**Prompt**
Reproduce each line bearing the word "JSON".
** start of Provided information **
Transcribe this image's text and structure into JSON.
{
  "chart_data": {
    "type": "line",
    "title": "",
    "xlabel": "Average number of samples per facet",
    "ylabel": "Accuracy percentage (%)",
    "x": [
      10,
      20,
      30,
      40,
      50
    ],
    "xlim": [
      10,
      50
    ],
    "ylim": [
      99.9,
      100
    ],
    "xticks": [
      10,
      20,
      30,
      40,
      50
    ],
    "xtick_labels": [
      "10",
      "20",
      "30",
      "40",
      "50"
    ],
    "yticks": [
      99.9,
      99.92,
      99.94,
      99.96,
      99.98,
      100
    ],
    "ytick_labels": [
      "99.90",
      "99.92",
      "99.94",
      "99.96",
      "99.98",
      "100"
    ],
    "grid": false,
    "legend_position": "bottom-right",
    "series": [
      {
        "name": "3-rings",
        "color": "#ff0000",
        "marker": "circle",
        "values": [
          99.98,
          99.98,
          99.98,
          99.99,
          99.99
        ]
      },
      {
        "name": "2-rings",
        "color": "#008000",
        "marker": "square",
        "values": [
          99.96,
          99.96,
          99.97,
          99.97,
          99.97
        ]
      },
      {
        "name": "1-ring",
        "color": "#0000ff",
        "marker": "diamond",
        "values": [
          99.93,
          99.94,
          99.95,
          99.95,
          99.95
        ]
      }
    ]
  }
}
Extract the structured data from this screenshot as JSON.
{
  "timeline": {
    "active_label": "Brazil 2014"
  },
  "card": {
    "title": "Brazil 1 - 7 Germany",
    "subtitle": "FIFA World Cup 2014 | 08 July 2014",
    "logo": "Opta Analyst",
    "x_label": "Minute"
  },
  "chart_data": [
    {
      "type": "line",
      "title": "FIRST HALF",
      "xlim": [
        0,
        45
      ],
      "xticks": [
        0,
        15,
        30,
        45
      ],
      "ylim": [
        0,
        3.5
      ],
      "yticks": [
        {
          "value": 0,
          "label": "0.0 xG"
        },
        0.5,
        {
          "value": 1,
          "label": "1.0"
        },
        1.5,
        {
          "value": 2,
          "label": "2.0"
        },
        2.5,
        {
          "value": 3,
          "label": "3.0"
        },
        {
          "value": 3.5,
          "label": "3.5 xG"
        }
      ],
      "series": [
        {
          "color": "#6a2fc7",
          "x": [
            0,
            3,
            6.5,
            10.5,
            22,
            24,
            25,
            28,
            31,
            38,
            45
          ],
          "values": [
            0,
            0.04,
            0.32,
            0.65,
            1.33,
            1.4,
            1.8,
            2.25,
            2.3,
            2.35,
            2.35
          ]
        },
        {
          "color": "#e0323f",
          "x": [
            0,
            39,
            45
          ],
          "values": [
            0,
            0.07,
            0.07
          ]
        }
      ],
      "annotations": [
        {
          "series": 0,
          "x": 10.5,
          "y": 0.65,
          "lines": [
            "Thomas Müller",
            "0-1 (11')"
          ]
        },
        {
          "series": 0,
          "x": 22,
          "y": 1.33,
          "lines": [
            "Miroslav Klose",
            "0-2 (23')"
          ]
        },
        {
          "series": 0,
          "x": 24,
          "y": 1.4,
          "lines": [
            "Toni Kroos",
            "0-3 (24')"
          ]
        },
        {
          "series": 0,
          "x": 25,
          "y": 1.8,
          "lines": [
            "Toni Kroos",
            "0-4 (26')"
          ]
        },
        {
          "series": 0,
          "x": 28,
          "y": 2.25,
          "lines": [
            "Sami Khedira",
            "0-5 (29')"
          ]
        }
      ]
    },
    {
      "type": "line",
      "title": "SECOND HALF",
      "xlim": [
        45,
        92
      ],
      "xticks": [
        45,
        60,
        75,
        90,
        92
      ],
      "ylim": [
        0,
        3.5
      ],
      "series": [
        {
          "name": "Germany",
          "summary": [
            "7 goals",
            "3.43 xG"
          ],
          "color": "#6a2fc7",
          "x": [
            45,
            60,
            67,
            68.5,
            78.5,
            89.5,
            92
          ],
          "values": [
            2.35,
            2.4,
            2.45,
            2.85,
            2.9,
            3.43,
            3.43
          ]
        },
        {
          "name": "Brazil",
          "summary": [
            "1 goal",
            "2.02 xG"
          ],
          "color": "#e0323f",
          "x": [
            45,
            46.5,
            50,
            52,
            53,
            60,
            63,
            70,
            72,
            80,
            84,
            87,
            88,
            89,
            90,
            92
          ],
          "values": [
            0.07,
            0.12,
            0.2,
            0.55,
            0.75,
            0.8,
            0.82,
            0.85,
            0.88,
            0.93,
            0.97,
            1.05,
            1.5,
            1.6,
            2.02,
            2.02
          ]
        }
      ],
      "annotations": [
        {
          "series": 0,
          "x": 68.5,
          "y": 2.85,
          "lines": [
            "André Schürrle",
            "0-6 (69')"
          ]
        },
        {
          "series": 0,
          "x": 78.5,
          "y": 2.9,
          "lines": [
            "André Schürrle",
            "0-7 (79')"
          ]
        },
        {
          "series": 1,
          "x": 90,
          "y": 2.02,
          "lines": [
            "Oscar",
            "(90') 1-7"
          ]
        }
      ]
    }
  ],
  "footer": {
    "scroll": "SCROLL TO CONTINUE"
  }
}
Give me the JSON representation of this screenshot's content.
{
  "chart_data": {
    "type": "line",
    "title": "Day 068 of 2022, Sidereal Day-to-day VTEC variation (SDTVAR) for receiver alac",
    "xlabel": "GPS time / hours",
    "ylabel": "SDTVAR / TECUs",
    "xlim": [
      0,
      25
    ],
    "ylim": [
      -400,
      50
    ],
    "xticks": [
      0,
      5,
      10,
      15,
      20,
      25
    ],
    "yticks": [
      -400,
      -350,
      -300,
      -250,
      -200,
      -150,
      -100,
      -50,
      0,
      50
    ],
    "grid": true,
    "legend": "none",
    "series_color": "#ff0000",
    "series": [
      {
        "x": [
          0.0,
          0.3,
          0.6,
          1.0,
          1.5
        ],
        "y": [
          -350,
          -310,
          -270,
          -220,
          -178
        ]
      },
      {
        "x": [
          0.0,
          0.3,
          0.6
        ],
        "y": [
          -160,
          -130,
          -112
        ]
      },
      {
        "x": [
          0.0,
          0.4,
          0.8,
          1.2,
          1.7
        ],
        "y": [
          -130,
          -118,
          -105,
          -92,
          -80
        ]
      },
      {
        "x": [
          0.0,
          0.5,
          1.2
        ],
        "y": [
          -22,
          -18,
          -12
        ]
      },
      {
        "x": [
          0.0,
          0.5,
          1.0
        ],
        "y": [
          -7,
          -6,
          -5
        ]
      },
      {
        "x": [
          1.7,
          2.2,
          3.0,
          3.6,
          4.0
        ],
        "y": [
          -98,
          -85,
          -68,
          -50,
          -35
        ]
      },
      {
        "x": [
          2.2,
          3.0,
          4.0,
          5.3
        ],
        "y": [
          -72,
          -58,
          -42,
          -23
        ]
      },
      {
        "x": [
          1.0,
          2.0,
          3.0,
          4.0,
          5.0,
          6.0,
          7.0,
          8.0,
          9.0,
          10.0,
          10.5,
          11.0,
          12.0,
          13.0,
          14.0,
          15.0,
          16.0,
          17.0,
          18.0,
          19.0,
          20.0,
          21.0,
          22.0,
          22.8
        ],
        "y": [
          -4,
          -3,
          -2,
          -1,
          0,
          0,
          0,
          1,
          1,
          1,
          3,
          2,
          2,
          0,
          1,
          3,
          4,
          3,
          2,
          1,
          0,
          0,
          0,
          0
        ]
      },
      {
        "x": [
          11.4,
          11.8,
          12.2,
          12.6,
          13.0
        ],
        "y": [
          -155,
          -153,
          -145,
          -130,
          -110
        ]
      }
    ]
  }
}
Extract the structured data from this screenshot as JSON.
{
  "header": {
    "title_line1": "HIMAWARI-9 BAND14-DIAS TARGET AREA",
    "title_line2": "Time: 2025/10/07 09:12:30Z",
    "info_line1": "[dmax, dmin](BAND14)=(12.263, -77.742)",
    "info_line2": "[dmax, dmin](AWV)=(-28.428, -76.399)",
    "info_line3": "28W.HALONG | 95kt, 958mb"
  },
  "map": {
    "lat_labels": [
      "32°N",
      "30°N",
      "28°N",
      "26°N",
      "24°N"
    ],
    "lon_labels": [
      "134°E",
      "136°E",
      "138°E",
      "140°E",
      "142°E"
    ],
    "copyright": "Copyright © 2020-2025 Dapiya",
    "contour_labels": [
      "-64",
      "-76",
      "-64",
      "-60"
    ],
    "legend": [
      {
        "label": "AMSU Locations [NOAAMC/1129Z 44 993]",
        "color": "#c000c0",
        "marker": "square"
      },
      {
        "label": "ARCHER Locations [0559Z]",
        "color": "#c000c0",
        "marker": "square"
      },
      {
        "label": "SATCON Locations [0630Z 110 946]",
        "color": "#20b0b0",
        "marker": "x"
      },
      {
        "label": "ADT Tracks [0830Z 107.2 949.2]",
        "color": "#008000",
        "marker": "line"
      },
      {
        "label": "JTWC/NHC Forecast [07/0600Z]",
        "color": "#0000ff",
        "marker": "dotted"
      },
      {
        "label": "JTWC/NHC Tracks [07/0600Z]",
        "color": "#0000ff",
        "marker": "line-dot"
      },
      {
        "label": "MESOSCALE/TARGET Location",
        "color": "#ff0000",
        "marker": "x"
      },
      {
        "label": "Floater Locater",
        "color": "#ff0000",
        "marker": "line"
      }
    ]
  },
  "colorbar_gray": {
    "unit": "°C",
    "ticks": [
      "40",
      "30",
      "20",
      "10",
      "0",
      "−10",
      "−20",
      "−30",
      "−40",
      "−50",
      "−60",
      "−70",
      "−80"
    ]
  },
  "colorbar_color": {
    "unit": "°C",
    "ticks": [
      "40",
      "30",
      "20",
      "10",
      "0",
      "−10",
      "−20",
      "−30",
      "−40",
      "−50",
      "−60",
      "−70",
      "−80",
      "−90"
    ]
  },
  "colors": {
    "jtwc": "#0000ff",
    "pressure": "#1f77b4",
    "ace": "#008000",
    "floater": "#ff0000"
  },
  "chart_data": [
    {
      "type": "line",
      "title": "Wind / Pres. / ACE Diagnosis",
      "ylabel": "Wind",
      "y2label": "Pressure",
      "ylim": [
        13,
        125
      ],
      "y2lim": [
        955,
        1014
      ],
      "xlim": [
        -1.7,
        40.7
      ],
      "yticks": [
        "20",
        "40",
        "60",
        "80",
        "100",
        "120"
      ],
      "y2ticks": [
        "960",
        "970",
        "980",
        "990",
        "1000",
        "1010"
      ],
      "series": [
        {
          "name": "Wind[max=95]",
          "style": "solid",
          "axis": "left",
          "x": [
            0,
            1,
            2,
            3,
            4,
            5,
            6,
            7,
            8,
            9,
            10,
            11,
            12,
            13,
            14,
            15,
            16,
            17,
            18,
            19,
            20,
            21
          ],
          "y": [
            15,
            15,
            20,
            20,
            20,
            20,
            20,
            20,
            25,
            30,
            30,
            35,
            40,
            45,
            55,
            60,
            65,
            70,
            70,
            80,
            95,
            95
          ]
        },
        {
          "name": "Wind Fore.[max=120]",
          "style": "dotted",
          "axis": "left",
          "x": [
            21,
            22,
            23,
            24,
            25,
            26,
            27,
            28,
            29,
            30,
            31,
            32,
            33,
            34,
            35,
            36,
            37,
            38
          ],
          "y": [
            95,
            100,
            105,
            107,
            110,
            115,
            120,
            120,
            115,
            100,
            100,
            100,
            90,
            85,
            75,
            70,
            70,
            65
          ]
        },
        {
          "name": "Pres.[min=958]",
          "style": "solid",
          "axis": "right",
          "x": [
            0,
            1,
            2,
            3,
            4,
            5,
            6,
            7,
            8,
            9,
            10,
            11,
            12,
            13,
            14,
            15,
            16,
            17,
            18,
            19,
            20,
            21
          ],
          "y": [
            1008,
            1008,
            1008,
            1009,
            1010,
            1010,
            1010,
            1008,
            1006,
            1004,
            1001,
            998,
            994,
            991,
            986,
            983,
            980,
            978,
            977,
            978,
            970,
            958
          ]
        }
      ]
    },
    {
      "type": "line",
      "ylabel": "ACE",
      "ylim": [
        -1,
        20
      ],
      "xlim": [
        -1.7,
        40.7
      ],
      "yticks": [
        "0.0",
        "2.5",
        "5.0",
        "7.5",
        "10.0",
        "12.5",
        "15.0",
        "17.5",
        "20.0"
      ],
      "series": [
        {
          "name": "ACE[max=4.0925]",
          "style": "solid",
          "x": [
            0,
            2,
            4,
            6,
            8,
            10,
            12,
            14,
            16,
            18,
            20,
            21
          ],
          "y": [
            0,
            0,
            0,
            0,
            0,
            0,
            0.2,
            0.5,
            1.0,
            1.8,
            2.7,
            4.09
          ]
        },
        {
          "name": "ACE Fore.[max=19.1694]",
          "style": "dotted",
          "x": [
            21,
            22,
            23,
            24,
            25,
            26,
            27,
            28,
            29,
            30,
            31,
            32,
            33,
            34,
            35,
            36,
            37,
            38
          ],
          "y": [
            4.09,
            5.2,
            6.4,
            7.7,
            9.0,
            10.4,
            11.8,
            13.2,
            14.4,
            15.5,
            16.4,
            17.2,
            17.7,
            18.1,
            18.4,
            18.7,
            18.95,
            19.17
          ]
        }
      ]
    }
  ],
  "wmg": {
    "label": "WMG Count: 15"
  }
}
** end of Provided information **
**Output of the task**
Transcribe this image's text and structure into JSON.
Extract the structured data from this screenshot as JSON.
Give me the JSON representation of this screenshot's content.
Extract the structured data from this screenshot as JSON.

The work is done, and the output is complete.